Return all lines in the material below that contain "title".

[BEGIN]

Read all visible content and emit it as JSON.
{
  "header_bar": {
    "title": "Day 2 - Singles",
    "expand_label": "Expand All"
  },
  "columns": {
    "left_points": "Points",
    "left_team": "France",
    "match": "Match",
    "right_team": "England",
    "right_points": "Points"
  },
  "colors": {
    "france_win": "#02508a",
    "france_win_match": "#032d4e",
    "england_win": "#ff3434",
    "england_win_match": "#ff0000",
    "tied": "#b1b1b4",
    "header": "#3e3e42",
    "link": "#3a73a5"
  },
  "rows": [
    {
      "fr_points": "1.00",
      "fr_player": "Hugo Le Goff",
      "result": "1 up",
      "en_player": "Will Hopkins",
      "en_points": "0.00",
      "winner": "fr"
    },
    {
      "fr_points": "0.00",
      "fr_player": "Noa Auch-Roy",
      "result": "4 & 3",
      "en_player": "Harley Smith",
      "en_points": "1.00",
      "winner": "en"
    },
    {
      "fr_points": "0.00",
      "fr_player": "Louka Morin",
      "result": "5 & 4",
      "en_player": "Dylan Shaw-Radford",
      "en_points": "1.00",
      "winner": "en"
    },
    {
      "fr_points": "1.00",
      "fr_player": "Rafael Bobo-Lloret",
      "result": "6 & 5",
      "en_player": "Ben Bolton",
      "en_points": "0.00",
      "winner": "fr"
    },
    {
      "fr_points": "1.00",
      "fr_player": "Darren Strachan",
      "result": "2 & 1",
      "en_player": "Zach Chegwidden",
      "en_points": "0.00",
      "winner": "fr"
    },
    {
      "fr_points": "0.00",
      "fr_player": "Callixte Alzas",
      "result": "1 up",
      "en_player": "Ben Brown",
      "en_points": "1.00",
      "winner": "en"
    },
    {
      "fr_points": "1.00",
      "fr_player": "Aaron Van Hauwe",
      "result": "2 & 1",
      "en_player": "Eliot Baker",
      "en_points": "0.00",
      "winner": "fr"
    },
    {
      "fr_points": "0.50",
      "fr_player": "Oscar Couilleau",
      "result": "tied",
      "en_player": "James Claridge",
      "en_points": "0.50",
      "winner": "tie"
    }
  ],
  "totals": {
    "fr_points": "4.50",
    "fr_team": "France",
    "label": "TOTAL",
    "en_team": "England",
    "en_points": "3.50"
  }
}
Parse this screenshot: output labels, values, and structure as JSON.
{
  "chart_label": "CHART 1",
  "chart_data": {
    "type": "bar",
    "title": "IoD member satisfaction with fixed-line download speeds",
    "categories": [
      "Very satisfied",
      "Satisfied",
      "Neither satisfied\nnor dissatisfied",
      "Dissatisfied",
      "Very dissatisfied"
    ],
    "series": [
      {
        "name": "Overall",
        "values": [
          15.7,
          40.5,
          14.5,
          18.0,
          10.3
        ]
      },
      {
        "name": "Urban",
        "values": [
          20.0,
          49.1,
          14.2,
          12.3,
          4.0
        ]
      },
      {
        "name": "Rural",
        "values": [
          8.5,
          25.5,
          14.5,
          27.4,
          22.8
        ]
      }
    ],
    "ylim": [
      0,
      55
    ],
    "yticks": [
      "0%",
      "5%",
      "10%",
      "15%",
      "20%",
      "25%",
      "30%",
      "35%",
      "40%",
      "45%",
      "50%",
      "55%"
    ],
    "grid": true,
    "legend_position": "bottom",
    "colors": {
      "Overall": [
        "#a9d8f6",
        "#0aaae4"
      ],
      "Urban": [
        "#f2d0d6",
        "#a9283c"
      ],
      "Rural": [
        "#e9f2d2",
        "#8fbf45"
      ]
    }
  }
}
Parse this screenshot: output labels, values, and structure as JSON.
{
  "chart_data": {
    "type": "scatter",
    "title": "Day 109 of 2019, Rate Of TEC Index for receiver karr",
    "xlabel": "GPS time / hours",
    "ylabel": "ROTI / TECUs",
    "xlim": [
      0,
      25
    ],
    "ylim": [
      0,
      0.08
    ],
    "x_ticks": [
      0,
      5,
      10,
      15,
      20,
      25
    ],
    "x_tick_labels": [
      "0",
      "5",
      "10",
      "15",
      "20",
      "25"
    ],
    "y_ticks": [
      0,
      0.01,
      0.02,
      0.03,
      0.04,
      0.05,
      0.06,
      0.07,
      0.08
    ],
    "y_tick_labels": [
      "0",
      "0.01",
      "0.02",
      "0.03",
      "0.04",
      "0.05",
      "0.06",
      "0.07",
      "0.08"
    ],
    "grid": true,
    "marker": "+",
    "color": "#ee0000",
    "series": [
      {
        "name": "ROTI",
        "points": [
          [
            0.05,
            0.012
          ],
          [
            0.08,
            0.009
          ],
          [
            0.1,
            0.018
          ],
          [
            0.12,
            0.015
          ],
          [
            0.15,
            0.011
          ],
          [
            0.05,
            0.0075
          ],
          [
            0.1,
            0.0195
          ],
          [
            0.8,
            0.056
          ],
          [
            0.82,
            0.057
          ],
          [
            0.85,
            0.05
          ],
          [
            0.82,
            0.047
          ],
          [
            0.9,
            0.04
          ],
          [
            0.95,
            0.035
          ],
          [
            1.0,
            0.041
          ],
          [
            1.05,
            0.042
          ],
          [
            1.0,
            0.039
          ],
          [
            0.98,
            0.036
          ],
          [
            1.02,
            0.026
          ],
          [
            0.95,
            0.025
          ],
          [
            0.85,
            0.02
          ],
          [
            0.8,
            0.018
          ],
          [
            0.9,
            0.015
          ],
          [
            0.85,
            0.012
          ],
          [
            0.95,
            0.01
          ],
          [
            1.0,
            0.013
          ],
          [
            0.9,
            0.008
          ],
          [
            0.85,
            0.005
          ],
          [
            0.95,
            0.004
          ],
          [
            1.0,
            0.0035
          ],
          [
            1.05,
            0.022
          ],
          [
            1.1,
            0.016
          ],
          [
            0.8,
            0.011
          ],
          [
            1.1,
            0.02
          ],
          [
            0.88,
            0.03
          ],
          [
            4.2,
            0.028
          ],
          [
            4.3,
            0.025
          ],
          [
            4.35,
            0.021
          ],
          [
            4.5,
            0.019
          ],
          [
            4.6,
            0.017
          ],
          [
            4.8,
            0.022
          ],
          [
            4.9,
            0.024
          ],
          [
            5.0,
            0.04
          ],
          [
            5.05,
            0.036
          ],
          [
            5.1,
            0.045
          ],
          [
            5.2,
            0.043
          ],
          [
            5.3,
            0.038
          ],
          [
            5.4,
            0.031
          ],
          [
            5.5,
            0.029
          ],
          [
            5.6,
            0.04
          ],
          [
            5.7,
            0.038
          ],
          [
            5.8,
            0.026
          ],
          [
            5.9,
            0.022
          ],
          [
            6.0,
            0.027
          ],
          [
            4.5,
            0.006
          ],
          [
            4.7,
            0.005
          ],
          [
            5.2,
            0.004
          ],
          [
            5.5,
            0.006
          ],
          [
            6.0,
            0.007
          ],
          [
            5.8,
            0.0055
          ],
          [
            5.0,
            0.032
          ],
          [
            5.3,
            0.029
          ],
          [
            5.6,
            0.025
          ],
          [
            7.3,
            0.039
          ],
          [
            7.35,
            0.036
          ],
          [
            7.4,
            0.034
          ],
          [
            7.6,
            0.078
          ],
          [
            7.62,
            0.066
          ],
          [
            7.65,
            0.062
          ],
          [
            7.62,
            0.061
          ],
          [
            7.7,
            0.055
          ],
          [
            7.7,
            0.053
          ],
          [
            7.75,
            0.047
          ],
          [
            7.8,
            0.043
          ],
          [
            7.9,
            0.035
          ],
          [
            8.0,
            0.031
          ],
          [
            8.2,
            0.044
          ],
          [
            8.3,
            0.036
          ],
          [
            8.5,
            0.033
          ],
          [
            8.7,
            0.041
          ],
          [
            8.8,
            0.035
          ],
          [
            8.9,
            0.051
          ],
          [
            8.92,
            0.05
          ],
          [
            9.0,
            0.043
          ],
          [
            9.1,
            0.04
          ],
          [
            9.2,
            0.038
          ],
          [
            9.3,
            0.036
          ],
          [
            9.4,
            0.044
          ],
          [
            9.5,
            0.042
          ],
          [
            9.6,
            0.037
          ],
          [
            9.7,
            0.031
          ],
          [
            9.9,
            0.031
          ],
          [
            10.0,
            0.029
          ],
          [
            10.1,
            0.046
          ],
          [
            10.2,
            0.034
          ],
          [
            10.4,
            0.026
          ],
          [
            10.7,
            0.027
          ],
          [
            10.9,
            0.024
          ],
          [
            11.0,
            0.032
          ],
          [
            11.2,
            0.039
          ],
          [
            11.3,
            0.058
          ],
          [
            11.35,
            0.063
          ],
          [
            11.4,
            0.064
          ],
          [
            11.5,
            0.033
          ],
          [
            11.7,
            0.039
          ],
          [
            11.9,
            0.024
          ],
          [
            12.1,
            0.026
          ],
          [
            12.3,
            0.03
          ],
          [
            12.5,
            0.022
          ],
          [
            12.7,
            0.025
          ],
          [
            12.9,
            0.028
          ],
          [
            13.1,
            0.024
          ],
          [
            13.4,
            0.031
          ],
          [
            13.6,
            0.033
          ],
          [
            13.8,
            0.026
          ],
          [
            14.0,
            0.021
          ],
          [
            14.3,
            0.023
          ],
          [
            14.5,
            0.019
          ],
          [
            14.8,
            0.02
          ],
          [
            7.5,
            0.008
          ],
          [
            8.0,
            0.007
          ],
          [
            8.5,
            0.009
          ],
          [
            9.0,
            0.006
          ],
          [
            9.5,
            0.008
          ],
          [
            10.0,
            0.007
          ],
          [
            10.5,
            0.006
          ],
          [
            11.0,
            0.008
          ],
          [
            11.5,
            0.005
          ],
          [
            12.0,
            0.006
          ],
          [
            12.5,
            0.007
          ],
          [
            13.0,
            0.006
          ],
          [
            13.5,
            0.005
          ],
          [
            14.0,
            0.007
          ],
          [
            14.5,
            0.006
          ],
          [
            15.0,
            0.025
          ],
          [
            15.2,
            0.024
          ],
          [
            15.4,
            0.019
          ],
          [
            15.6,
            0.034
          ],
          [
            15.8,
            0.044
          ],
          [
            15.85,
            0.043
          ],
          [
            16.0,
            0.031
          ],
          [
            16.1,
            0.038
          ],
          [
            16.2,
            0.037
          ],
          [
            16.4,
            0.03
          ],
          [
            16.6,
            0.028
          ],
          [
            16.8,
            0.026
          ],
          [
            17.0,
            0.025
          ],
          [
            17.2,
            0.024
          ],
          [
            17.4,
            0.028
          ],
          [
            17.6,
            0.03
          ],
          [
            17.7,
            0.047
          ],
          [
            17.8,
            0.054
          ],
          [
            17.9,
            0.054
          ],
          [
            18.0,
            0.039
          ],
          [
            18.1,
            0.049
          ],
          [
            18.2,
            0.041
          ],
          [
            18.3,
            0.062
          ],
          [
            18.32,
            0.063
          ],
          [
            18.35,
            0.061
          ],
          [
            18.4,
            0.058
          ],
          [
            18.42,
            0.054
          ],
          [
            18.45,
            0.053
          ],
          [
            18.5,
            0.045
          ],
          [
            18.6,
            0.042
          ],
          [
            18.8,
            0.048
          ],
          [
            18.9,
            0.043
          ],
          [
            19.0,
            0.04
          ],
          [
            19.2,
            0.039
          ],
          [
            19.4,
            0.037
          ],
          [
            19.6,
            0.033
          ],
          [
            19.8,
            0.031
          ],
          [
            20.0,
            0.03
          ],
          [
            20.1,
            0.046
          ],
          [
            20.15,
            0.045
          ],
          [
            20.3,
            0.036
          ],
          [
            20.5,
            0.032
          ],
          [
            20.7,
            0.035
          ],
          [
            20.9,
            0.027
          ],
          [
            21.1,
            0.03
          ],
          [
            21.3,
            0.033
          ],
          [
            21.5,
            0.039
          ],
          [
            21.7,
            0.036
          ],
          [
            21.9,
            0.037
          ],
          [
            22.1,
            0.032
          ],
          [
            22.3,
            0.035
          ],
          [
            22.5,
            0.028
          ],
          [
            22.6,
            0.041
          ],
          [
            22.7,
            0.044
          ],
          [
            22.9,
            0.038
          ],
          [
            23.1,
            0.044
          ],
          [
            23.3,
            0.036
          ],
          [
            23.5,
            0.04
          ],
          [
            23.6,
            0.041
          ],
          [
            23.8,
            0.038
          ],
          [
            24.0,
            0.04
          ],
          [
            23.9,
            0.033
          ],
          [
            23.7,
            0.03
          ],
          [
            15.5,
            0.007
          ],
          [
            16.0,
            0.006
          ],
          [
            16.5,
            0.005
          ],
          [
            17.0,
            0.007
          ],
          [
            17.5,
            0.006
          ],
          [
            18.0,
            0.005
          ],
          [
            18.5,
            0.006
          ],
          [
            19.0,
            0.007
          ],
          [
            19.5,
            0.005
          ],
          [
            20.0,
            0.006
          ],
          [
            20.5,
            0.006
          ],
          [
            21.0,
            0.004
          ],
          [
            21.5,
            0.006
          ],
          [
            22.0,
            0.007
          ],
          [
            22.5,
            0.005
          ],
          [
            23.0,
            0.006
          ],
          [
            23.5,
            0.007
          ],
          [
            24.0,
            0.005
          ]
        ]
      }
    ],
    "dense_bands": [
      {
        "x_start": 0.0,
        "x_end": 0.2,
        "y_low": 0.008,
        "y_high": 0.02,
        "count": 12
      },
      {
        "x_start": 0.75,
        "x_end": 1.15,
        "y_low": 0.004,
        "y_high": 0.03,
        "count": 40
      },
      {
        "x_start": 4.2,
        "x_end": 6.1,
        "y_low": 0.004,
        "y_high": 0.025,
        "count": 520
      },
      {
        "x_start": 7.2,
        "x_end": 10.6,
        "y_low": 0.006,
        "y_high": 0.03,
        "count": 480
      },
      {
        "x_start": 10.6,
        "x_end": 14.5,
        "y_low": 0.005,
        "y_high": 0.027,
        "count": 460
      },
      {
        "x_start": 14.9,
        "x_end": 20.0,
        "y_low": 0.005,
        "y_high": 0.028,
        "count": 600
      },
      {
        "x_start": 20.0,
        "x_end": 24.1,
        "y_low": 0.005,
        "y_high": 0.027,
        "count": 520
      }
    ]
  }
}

[END]

Finished task:
    "title": "Day 2 - Singles",
    "title": "IoD member satisfaction with fixed-line download speeds",
    "title": "Day 109 of 2019, Rate Of TEC Index for receiver karr",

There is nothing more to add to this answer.